Directive: Make an exact copy of the entries, and keep any pictures out of it.
====== Record list ======
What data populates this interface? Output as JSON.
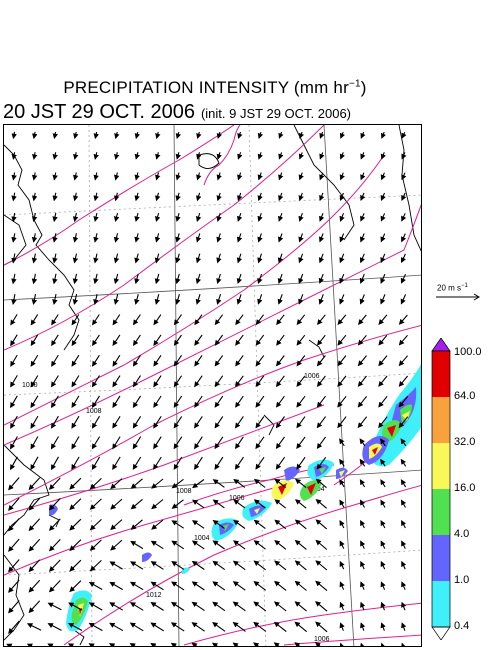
{
  "title": {
    "main": "PRECIPITATION INTENSITY (mm hr",
    "sup": "−1",
    "close": ")",
    "valid_time": "20 JST 29 OCT. 2006",
    "init_time": "(init. 9 JST 29 OCT. 2006)"
  },
  "reference_vector": {
    "label": "20 m s",
    "sup": "−1"
  },
  "colorbar": {
    "ticks": [
      "100.0",
      "64.0",
      "32.0",
      "16.0",
      "4.0",
      "1.0",
      "0.4"
    ],
    "colors": [
      "#a020f0",
      "#e00000",
      "#f7a23c",
      "#f8f85a",
      "#50e050",
      "#6464ff",
      "#40f0f8"
    ]
  },
  "isobar_labels": [
    "1010",
    "1008",
    "1006",
    "1008",
    "1006",
    "1004",
    "1004",
    "1012",
    "1006"
  ],
  "colors": {
    "isobar": "#e0208a",
    "coast": "#000000",
    "grid": "#555555",
    "wind": "#000000"
  }
}
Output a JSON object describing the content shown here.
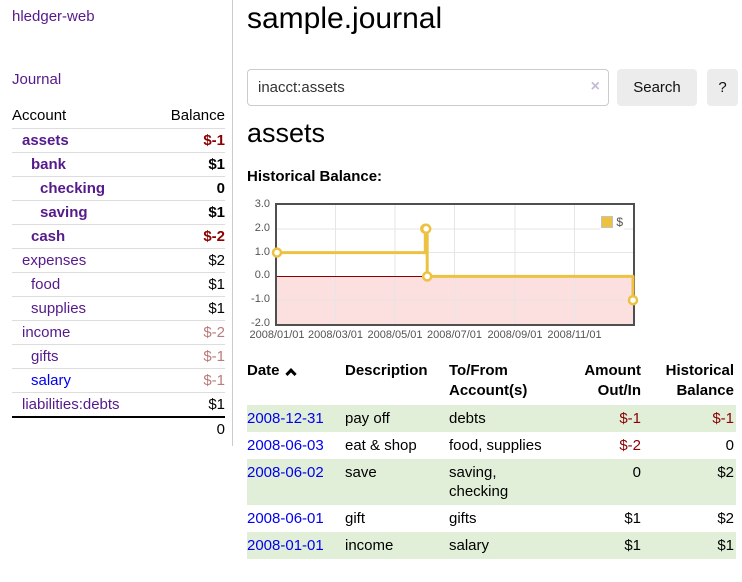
{
  "sidebar": {
    "app_title": "hledger-web",
    "nav_journal": "Journal",
    "accounts": {
      "col_account": "Account",
      "col_balance": "Balance",
      "rows": [
        {
          "name": "assets",
          "balance": "$-1"
        },
        {
          "name": "bank",
          "balance": "$1"
        },
        {
          "name": "checking",
          "balance": "0"
        },
        {
          "name": "saving",
          "balance": "$1"
        },
        {
          "name": "cash",
          "balance": "$-2"
        },
        {
          "name": "expenses",
          "balance": "$2"
        },
        {
          "name": "food",
          "balance": "$1"
        },
        {
          "name": "supplies",
          "balance": "$1"
        },
        {
          "name": "income",
          "balance": "$-2"
        },
        {
          "name": "gifts",
          "balance": "$-1"
        },
        {
          "name": "salary",
          "balance": "$-1"
        },
        {
          "name": "liabilities:debts",
          "balance": "$1"
        }
      ],
      "total": "0"
    }
  },
  "header": {
    "title": "sample.journal"
  },
  "search": {
    "value": "inacct:assets",
    "clear": "×",
    "button": "Search",
    "help": "?"
  },
  "account_view": {
    "heading": "assets",
    "chart_label": "Historical Balance:"
  },
  "chart_data": {
    "type": "line",
    "step": true,
    "title": "Historical Balance:",
    "x_range": [
      "2008-01-01",
      "2008-12-31"
    ],
    "ylim": [
      -2,
      3
    ],
    "x_tick_labels": [
      "2008/01/01",
      "2008/03/01",
      "2008/05/01",
      "2008/07/01",
      "2008/09/01",
      "2008/11/01"
    ],
    "y_ticks": [
      3,
      2,
      1,
      0,
      -1,
      -2
    ],
    "y_tick_labels": [
      "3.0",
      "2.0",
      "1.0",
      "0.0",
      "-1.0",
      "-2.0"
    ],
    "grid_color": "#e6e6e6",
    "border_color": "#4f4f4f",
    "zero_line_color": "#8b0000",
    "negative_region_color": "#fcdfdf",
    "legend_position": "top-right",
    "series": [
      {
        "name": "$",
        "color": "#edc240",
        "points": [
          [
            "2008-01-01",
            1
          ],
          [
            "2008-06-01",
            2
          ],
          [
            "2008-06-02",
            2
          ],
          [
            "2008-06-03",
            0
          ],
          [
            "2008-12-31",
            -1
          ]
        ]
      }
    ]
  },
  "register": {
    "headers": {
      "date": "Date",
      "description": "Description",
      "accounts": "To/From Account(s)",
      "amount": "Amount Out/In",
      "balance": "Historical Balance"
    },
    "rows": [
      {
        "date": "2008-12-31",
        "description": "pay off",
        "accounts": "debts",
        "amount": "$-1",
        "balance": "$-1"
      },
      {
        "date": "2008-06-03",
        "description": "eat & shop",
        "accounts": "food, supplies",
        "amount": "$-2",
        "balance": "0"
      },
      {
        "date": "2008-06-02",
        "description": "save",
        "accounts": "saving, checking",
        "amount": "0",
        "balance": "$2"
      },
      {
        "date": "2008-06-01",
        "description": "gift",
        "accounts": "gifts",
        "amount": "$1",
        "balance": "$2"
      },
      {
        "date": "2008-01-01",
        "description": "income",
        "accounts": "salary",
        "amount": "$1",
        "balance": "$1"
      }
    ]
  }
}
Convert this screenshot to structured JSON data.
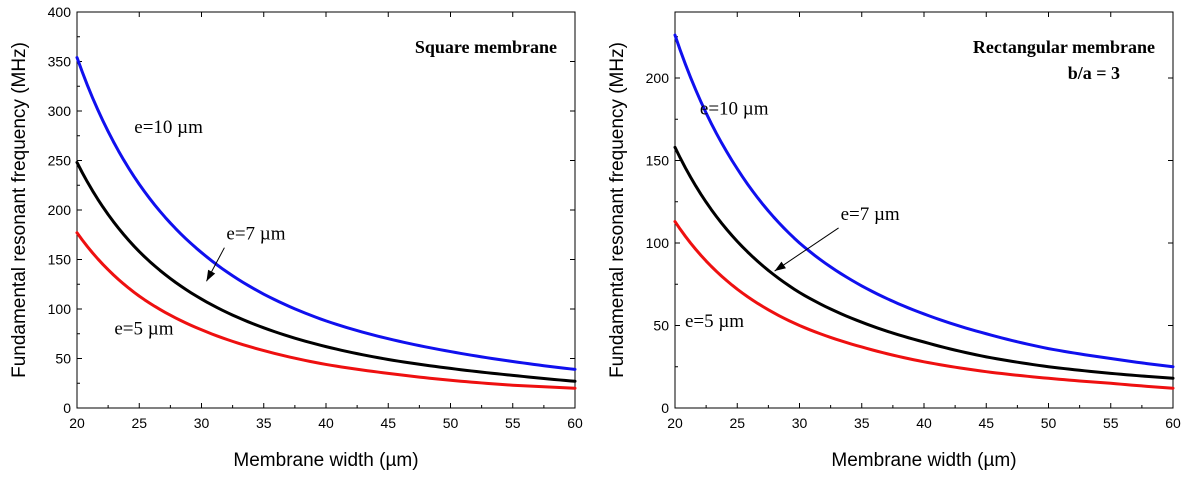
{
  "chart_data": [
    {
      "type": "line",
      "title": "Square membrane",
      "xlabel": "Membrane width (µm)",
      "ylabel": "Fundamental resonant frequency (MHz)",
      "xlim": [
        20,
        60
      ],
      "ylim": [
        0,
        400
      ],
      "xticks": [
        20,
        25,
        30,
        35,
        40,
        45,
        50,
        55,
        60
      ],
      "yticks": [
        0,
        50,
        100,
        150,
        200,
        250,
        300,
        350,
        400
      ],
      "grid": false,
      "x": [
        20,
        25,
        30,
        35,
        40,
        45,
        50,
        55,
        60
      ],
      "series": [
        {
          "name": "e=10 µm",
          "color": "#1010ee",
          "values": [
            354,
            226,
            157,
            115,
            88,
            70,
            57,
            47,
            39
          ]
        },
        {
          "name": "e=7 µm",
          "color": "#000000",
          "values": [
            248,
            158,
            110,
            81,
            62,
            49,
            40,
            33,
            27
          ]
        },
        {
          "name": "e=5 µm",
          "color": "#ee1010",
          "values": [
            177,
            113,
            79,
            58,
            44,
            35,
            28,
            23,
            20
          ]
        }
      ],
      "annotations": [
        {
          "text": "e=10 µm",
          "x": 24.6,
          "y": 278
        },
        {
          "text": "e=7 µm",
          "x": 32.0,
          "y": 170,
          "arrow_to": [
            30.4,
            128
          ]
        },
        {
          "text": "e=5 µm",
          "x": 23.0,
          "y": 74
        }
      ]
    },
    {
      "type": "line",
      "title": "Rectangular membrane",
      "subtitle": "b/a = 3",
      "xlabel": "Membrane width (µm)",
      "ylabel": "Fundamental resonant frequency (MHz)",
      "xlim": [
        20,
        60
      ],
      "ylim": [
        0,
        240
      ],
      "xticks": [
        20,
        25,
        30,
        35,
        40,
        45,
        50,
        55,
        60
      ],
      "yticks": [
        0,
        50,
        100,
        150,
        200
      ],
      "grid": false,
      "x": [
        20,
        25,
        30,
        35,
        40,
        45,
        50,
        55,
        60
      ],
      "series": [
        {
          "name": "e=10 µm",
          "color": "#1010ee",
          "values": [
            226,
            145,
            100,
            74,
            57,
            45,
            36,
            30,
            25
          ]
        },
        {
          "name": "e=7 µm",
          "color": "#000000",
          "values": [
            158,
            101,
            70,
            52,
            40,
            31,
            25,
            21,
            18
          ]
        },
        {
          "name": "e=5 µm",
          "color": "#ee1010",
          "values": [
            113,
            72,
            50,
            37,
            28,
            22,
            18,
            15,
            12
          ]
        }
      ],
      "annotations": [
        {
          "text": "e=10 µm",
          "x": 22.0,
          "y": 178
        },
        {
          "text": "e=7 µm",
          "x": 33.3,
          "y": 114,
          "arrow_to": [
            28.0,
            83
          ]
        },
        {
          "text": "e=5 µm",
          "x": 20.8,
          "y": 49
        }
      ]
    }
  ]
}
======
Solution to this task:
What data populates this interface? Output as JSON.
{
  "title": {
    "main": "PRECIPITATION INTENSITY (mm hr",
    "sup": "−1",
    "close": ")",
    "valid_time": "20 JST 29 OCT. 2006",
    "init_time": "(init. 9 JST 29 OCT. 2006)"
  },
  "reference_vector": {
    "label": "20 m s",
    "sup": "−1"
  },
  "colorbar": {
    "ticks": [
      "100.0",
      "64.0",
      "32.0",
      "16.0",
      "4.0",
      "1.0",
      "0.4"
    ],
    "colors": [
      "#a020f0",
      "#e00000",
      "#f7a23c",
      "#f8f85a",
      "#50e050",
      "#6464ff",
      "#40f0f8"
    ]
  },
  "isobar_labels": [
    "1010",
    "1008",
    "1006",
    "1008",
    "1006",
    "1004",
    "1004",
    "1012",
    "1006"
  ],
  "colors": {
    "isobar": "#e0208a",
    "coast": "#000000",
    "grid": "#555555",
    "wind": "#000000"
  }
}
Output a JSON object describing the content shown here.
{
  "sidebar": {
    "app_title": "hledger-web",
    "nav_journal": "Journal",
    "accounts": {
      "col_account": "Account",
      "col_balance": "Balance",
      "rows": [
        {
          "name": "assets",
          "balance": "$-1"
        },
        {
          "name": "bank",
          "balance": "$1"
        },
        {
          "name": "checking",
          "balance": "0"
        },
        {
          "name": "saving",
          "balance": "$1"
        },
        {
          "name": "cash",
          "balance": "$-2"
        },
        {
          "name": "expenses",
          "balance": "$2"
        },
        {
          "name": "food",
          "balance": "$1"
        },
        {
          "name": "supplies",
          "balance": "$1"
        },
        {
          "name": "income",
          "balance": "$-2"
        },
        {
          "name": "gifts",
          "balance": "$-1"
        },
        {
          "name": "salary",
          "balance": "$-1"
        },
        {
          "name": "liabilities:debts",
          "balance": "$1"
        }
      ],
      "total": "0"
    }
  },
  "header": {
    "title": "sample.journal"
  },
  "search": {
    "value": "inacct:assets",
    "clear": "×",
    "button": "Search",
    "help": "?"
  },
  "account_view": {
    "heading": "assets",
    "chart_label": "Historical Balance:"
  },
  "chart_data": {
    "type": "line",
    "step": true,
    "title": "Historical Balance:",
    "x_range": [
      "2008-01-01",
      "2008-12-31"
    ],
    "ylim": [
      -2,
      3
    ],
    "x_tick_labels": [
      "2008/01/01",
      "2008/03/01",
      "2008/05/01",
      "2008/07/01",
      "2008/09/01",
      "2008/11/01"
    ],
    "y_ticks": [
      3,
      2,
      1,
      0,
      -1,
      -2
    ],
    "y_tick_labels": [
      "3.0",
      "2.0",
      "1.0",
      "0.0",
      "-1.0",
      "-2.0"
    ],
    "grid_color": "#e6e6e6",
    "border_color": "#4f4f4f",
    "zero_line_color": "#8b0000",
    "negative_region_color": "#fcdfdf",
    "legend_position": "top-right",
    "series": [
      {
        "name": "$",
        "color": "#edc240",
        "points": [
          [
            "2008-01-01",
            1
          ],
          [
            "2008-06-01",
            2
          ],
          [
            "2008-06-02",
            2
          ],
          [
            "2008-06-03",
            0
          ],
          [
            "2008-12-31",
            -1
          ]
        ]
      }
    ]
  },
  "register": {
    "headers": {
      "date": "Date",
      "description": "Description",
      "accounts": "To/From Account(s)",
      "amount": "Amount Out/In",
      "balance": "Historical Balance"
    },
    "rows": [
      {
        "date": "2008-12-31",
        "description": "pay off",
        "accounts": "debts",
        "amount": "$-1",
        "balance": "$-1"
      },
      {
        "date": "2008-06-03",
        "description": "eat & shop",
        "accounts": "food, supplies",
        "amount": "$-2",
        "balance": "0"
      },
      {
        "date": "2008-06-02",
        "description": "save",
        "accounts": "saving, checking",
        "amount": "0",
        "balance": "$2"
      },
      {
        "date": "2008-06-01",
        "description": "gift",
        "accounts": "gifts",
        "amount": "$1",
        "balance": "$2"
      },
      {
        "date": "2008-01-01",
        "description": "income",
        "accounts": "salary",
        "amount": "$1",
        "balance": "$1"
      }
    ]
  }
}
Convert this screenshot to structured JSON data.
{
  "chart_data": [
    {
      "type": "line",
      "title": "Square membrane",
      "xlabel": "Membrane width (µm)",
      "ylabel": "Fundamental resonant frequency (MHz)",
      "xlim": [
        20,
        60
      ],
      "ylim": [
        0,
        400
      ],
      "xticks": [
        20,
        25,
        30,
        35,
        40,
        45,
        50,
        55,
        60
      ],
      "yticks": [
        0,
        50,
        100,
        150,
        200,
        250,
        300,
        350,
        400
      ],
      "grid": false,
      "x": [
        20,
        25,
        30,
        35,
        40,
        45,
        50,
        55,
        60
      ],
      "series": [
        {
          "name": "e=10 µm",
          "color": "#1010ee",
          "values": [
            354,
            226,
            157,
            115,
            88,
            70,
            57,
            47,
            39
          ]
        },
        {
          "name": "e=7 µm",
          "color": "#000000",
          "values": [
            248,
            158,
            110,
            81,
            62,
            49,
            40,
            33,
            27
          ]
        },
        {
          "name": "e=5 µm",
          "color": "#ee1010",
          "values": [
            177,
            113,
            79,
            58,
            44,
            35,
            28,
            23,
            20
          ]
        }
      ],
      "annotations": [
        {
          "text": "e=10 µm",
          "x": 24.6,
          "y": 278
        },
        {
          "text": "e=7 µm",
          "x": 32.0,
          "y": 170,
          "arrow_to": [
            30.4,
            128
          ]
        },
        {
          "text": "e=5 µm",
          "x": 23.0,
          "y": 74
        }
      ]
    },
    {
      "type": "line",
      "title": "Rectangular membrane",
      "subtitle": "b/a = 3",
      "xlabel": "Membrane width (µm)",
      "ylabel": "Fundamental resonant frequency (MHz)",
      "xlim": [
        20,
        60
      ],
      "ylim": [
        0,
        240
      ],
      "xticks": [
        20,
        25,
        30,
        35,
        40,
        45,
        50,
        55,
        60
      ],
      "yticks": [
        0,
        50,
        100,
        150,
        200
      ],
      "grid": false,
      "x": [
        20,
        25,
        30,
        35,
        40,
        45,
        50,
        55,
        60
      ],
      "series": [
        {
          "name": "e=10 µm",
          "color": "#1010ee",
          "values": [
            226,
            145,
            100,
            74,
            57,
            45,
            36,
            30,
            25
          ]
        },
        {
          "name": "e=7 µm",
          "color": "#000000",
          "values": [
            158,
            101,
            70,
            52,
            40,
            31,
            25,
            21,
            18
          ]
        },
        {
          "name": "e=5 µm",
          "color": "#ee1010",
          "values": [
            113,
            72,
            50,
            37,
            28,
            22,
            18,
            15,
            12
          ]
        }
      ],
      "annotations": [
        {
          "text": "e=10 µm",
          "x": 22.0,
          "y": 178
        },
        {
          "text": "e=7 µm",
          "x": 33.3,
          "y": 114,
          "arrow_to": [
            28.0,
            83
          ]
        },
        {
          "text": "e=5 µm",
          "x": 20.8,
          "y": 49
        }
      ]
    }
  ]
}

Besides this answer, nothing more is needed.